YOUR TASK: Below are the records; reproduce all of them exactly but without any images.

◆ ◆ ◆ ◆ ◆ ◆ ◆

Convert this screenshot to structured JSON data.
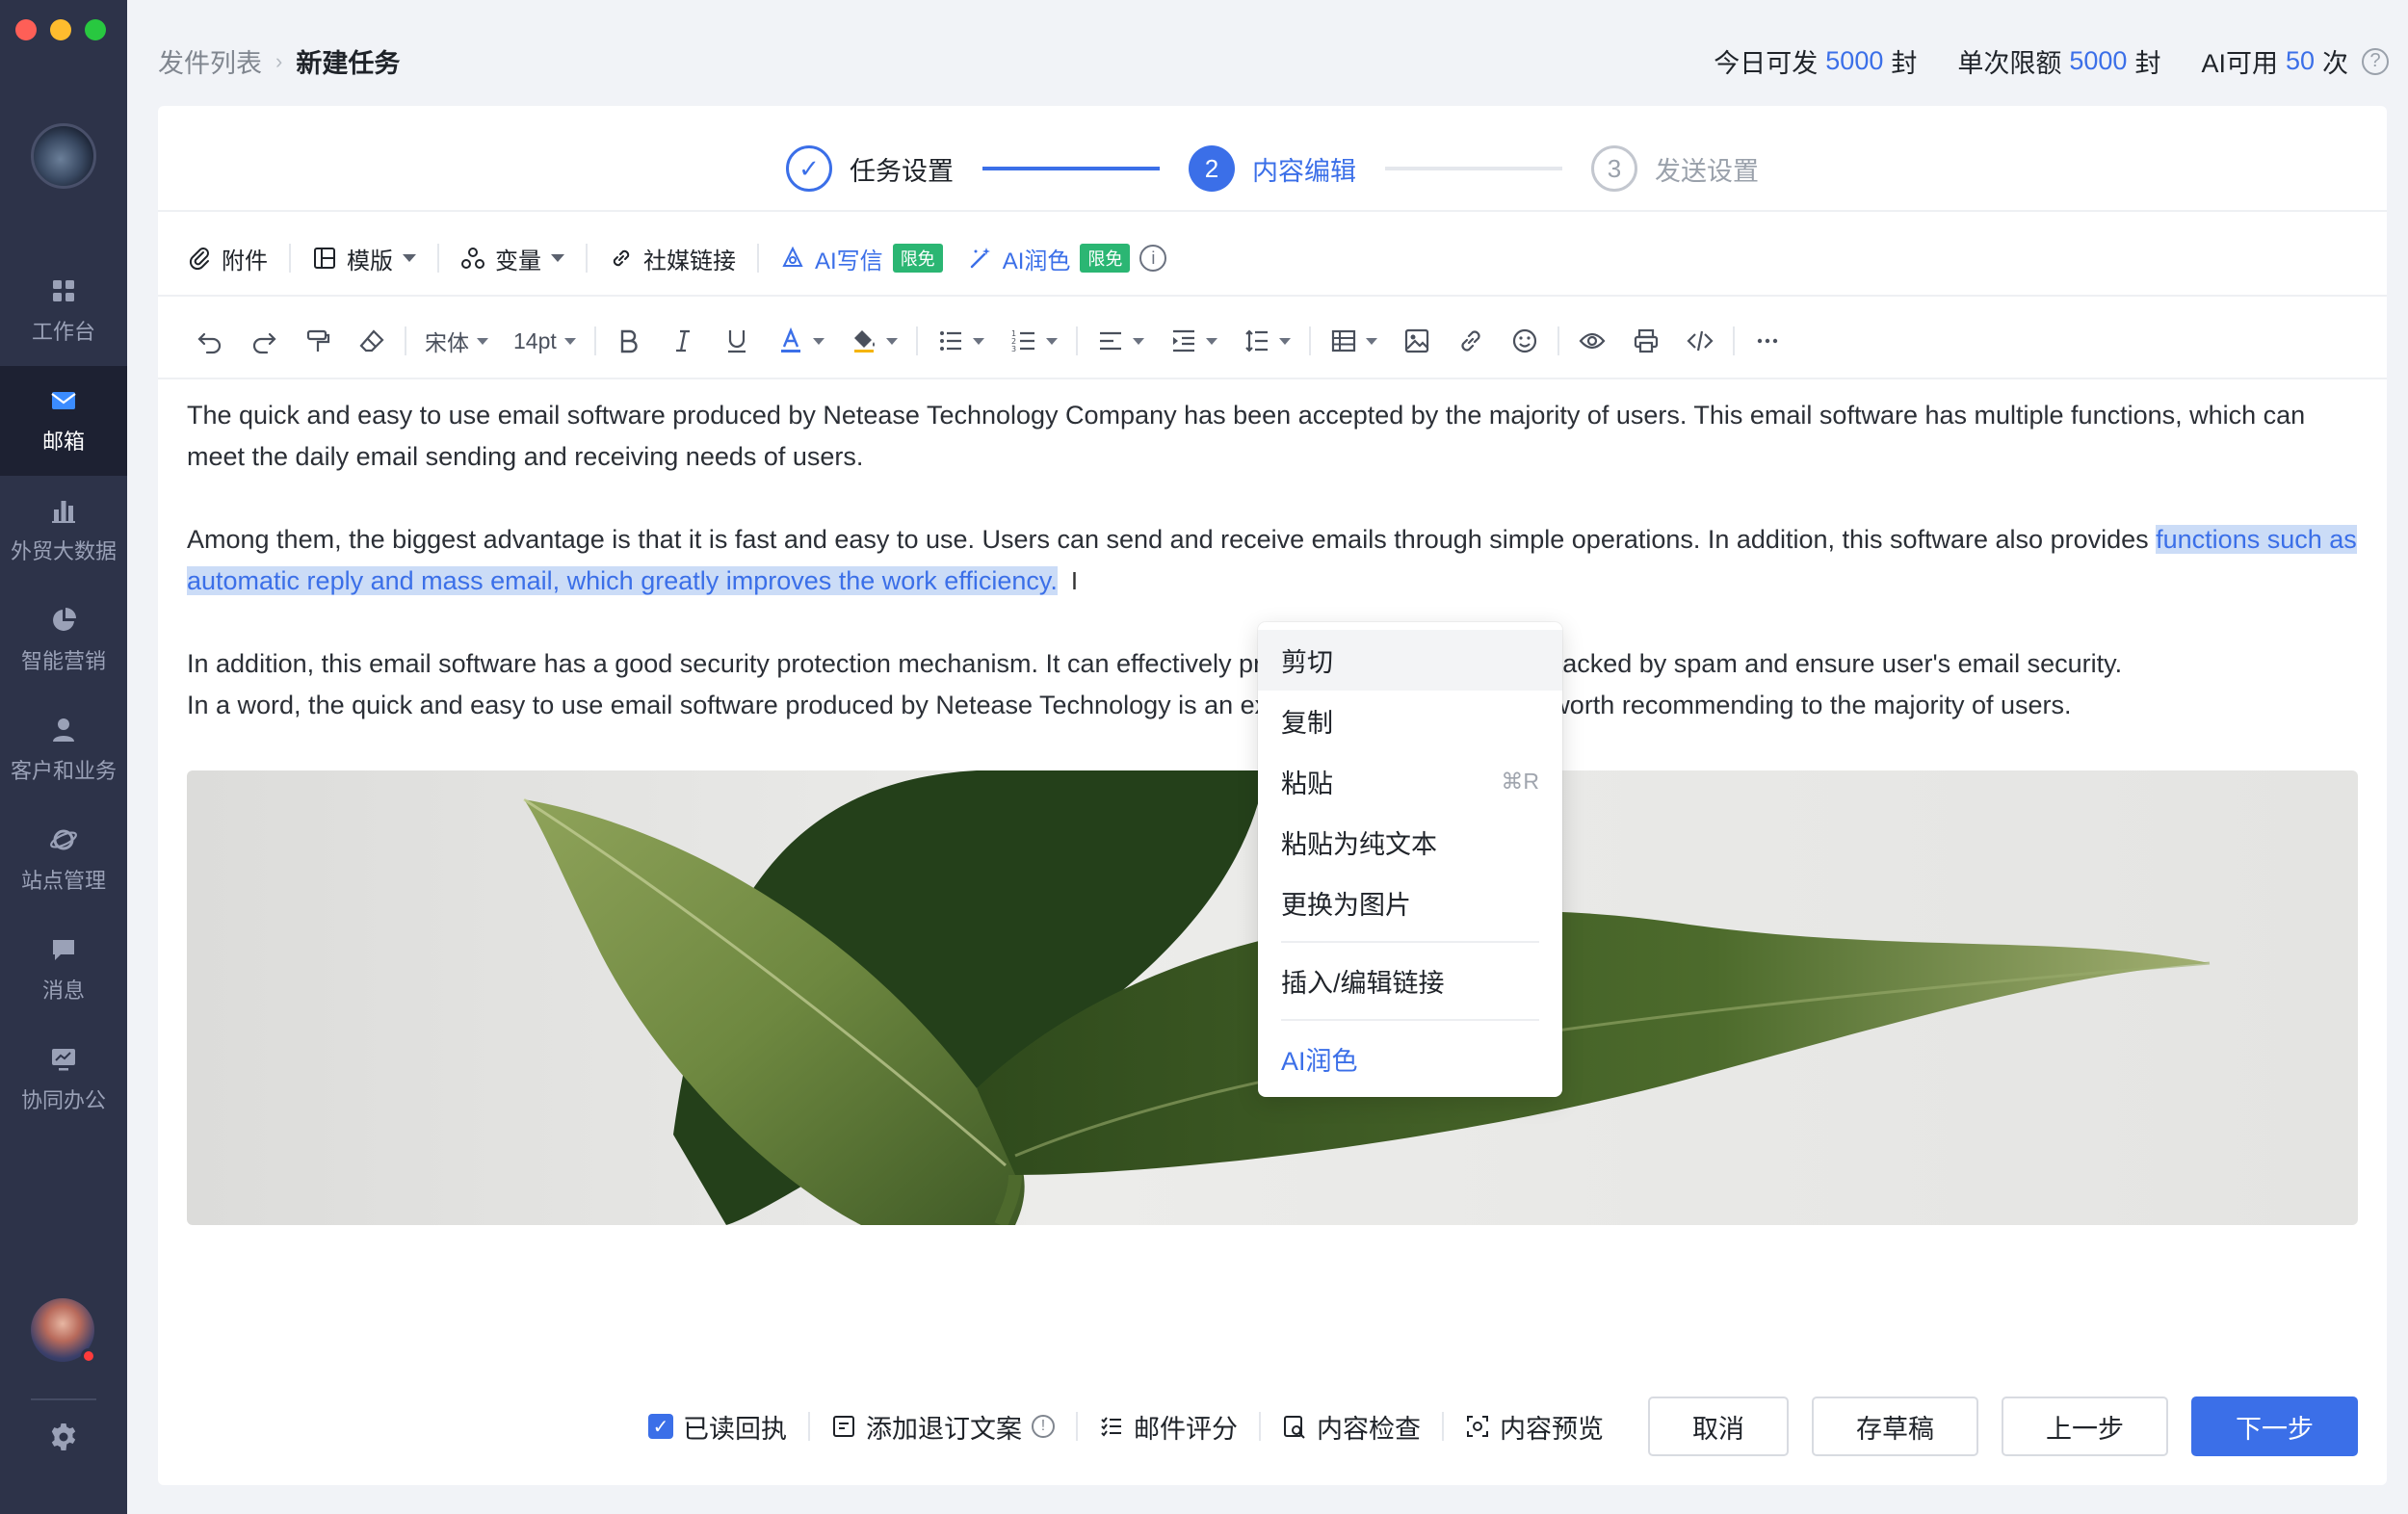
{
  "breadcrumb": {
    "parent": "发件列表",
    "current": "新建任务"
  },
  "quota": {
    "today_label": "今日可发",
    "today_value": "5000",
    "today_unit": "封",
    "single_label": "单次限额",
    "single_value": "5000",
    "single_unit": "封",
    "ai_label": "AI可用",
    "ai_value": "50",
    "ai_unit": "次"
  },
  "sidebar": {
    "items": [
      {
        "label": "工作台",
        "icon": "grid-icon"
      },
      {
        "label": "邮箱",
        "icon": "mail-icon",
        "active": true
      },
      {
        "label": "外贸大数据",
        "icon": "bar-chart-icon"
      },
      {
        "label": "智能营销",
        "icon": "pie-chart-icon"
      },
      {
        "label": "客户和业务",
        "icon": "user-icon"
      },
      {
        "label": "站点管理",
        "icon": "globe-icon"
      },
      {
        "label": "消息",
        "icon": "message-icon"
      },
      {
        "label": "协同办公",
        "icon": "monitor-icon"
      }
    ]
  },
  "steps": [
    {
      "number": "✓",
      "label": "任务设置",
      "state": "done"
    },
    {
      "number": "2",
      "label": "内容编辑",
      "state": "active"
    },
    {
      "number": "3",
      "label": "发送设置",
      "state": "todo"
    }
  ],
  "toolbar1": {
    "attachment": "附件",
    "template": "模版",
    "variable": "变量",
    "social_link": "社媒链接",
    "ai_write": "AI写信",
    "ai_write_badge": "限免",
    "ai_polish": "AI润色",
    "ai_polish_badge": "限免"
  },
  "toolbar2": {
    "font": "宋体",
    "size": "14pt"
  },
  "editor": {
    "p1": "The quick and easy to use email software produced by Netease Technology Company has been accepted by the majority of users. This email software has multiple functions, which can meet the daily email sending and receiving needs of users.",
    "p2_plain": "Among them, the biggest advantage is that it is fast and easy to use. Users can send and receive emails through simple operations. In addition, this software also provides ",
    "p2_selected": "functions such as automatic reply and mass email, which greatly improves the work efficiency.",
    "p3_line1": "In addition, this email software has a good security protection mechanism. It can effectively prevent users from being attacked by spam and ensure user's email security.",
    "p3_line2": "In a word, the quick and easy to use email software produced by Netease Technology is an excellent product, which is worth recommending to the majority of users."
  },
  "context_menu": {
    "cut": "剪切",
    "copy": "复制",
    "paste": "粘贴",
    "paste_shortcut": "⌘R",
    "paste_plain": "粘贴为纯文本",
    "replace_image": "更换为图片",
    "insert_link": "插入/编辑链接",
    "ai_polish": "AI润色"
  },
  "footer": {
    "read_receipt": "已读回执",
    "unsubscribe": "添加退订文案",
    "score": "邮件评分",
    "check": "内容检查",
    "preview": "内容预览",
    "cancel": "取消",
    "draft": "存草稿",
    "prev": "上一步",
    "next": "下一步"
  },
  "colors": {
    "accent": "#3b6fe8",
    "sidebar": "#2d3349",
    "badge": "#2bb673"
  }
}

◆ ◆ ◆ ◆ ◆ ◆ ◆

FULL OUTPUT:
Convert this screenshot to structured JSON data.
{
  "breadcrumb": {
    "parent": "发件列表",
    "current": "新建任务"
  },
  "quota": {
    "today_label": "今日可发",
    "today_value": "5000",
    "today_unit": "封",
    "single_label": "单次限额",
    "single_value": "5000",
    "single_unit": "封",
    "ai_label": "AI可用",
    "ai_value": "50",
    "ai_unit": "次"
  },
  "sidebar": {
    "items": [
      {
        "label": "工作台",
        "icon": "grid-icon"
      },
      {
        "label": "邮箱",
        "icon": "mail-icon",
        "active": true
      },
      {
        "label": "外贸大数据",
        "icon": "bar-chart-icon"
      },
      {
        "label": "智能营销",
        "icon": "pie-chart-icon"
      },
      {
        "label": "客户和业务",
        "icon": "user-icon"
      },
      {
        "label": "站点管理",
        "icon": "globe-icon"
      },
      {
        "label": "消息",
        "icon": "message-icon"
      },
      {
        "label": "协同办公",
        "icon": "monitor-icon"
      }
    ]
  },
  "steps": [
    {
      "number": "✓",
      "label": "任务设置",
      "state": "done"
    },
    {
      "number": "2",
      "label": "内容编辑",
      "state": "active"
    },
    {
      "number": "3",
      "label": "发送设置",
      "state": "todo"
    }
  ],
  "toolbar1": {
    "attachment": "附件",
    "template": "模版",
    "variable": "变量",
    "social_link": "社媒链接",
    "ai_write": "AI写信",
    "ai_write_badge": "限免",
    "ai_polish": "AI润色",
    "ai_polish_badge": "限免"
  },
  "toolbar2": {
    "font": "宋体",
    "size": "14pt"
  },
  "editor": {
    "p1": "The quick and easy to use email software produced by Netease Technology Company has been accepted by the majority of users. This email software has multiple functions, which can meet the daily email sending and receiving needs of users.",
    "p2_plain": "Among them, the biggest advantage is that it is fast and easy to use. Users can send and receive emails through simple operations. In addition, this software also provides ",
    "p2_selected": "functions such as automatic reply and mass email, which greatly improves the work efficiency.",
    "p3_line1": "In addition, this email software has a good security protection mechanism. It can effectively prevent users from being attacked by spam and ensure user's email security.",
    "p3_line2": "In a word, the quick and easy to use email software produced by Netease Technology is an excellent product, which is worth recommending to the majority of users."
  },
  "context_menu": {
    "cut": "剪切",
    "copy": "复制",
    "paste": "粘贴",
    "paste_shortcut": "⌘R",
    "paste_plain": "粘贴为纯文本",
    "replace_image": "更换为图片",
    "insert_link": "插入/编辑链接",
    "ai_polish": "AI润色"
  },
  "footer": {
    "read_receipt": "已读回执",
    "unsubscribe": "添加退订文案",
    "score": "邮件评分",
    "check": "内容检查",
    "preview": "内容预览",
    "cancel": "取消",
    "draft": "存草稿",
    "prev": "上一步",
    "next": "下一步"
  },
  "colors": {
    "accent": "#3b6fe8",
    "sidebar": "#2d3349",
    "badge": "#2bb673"
  }
}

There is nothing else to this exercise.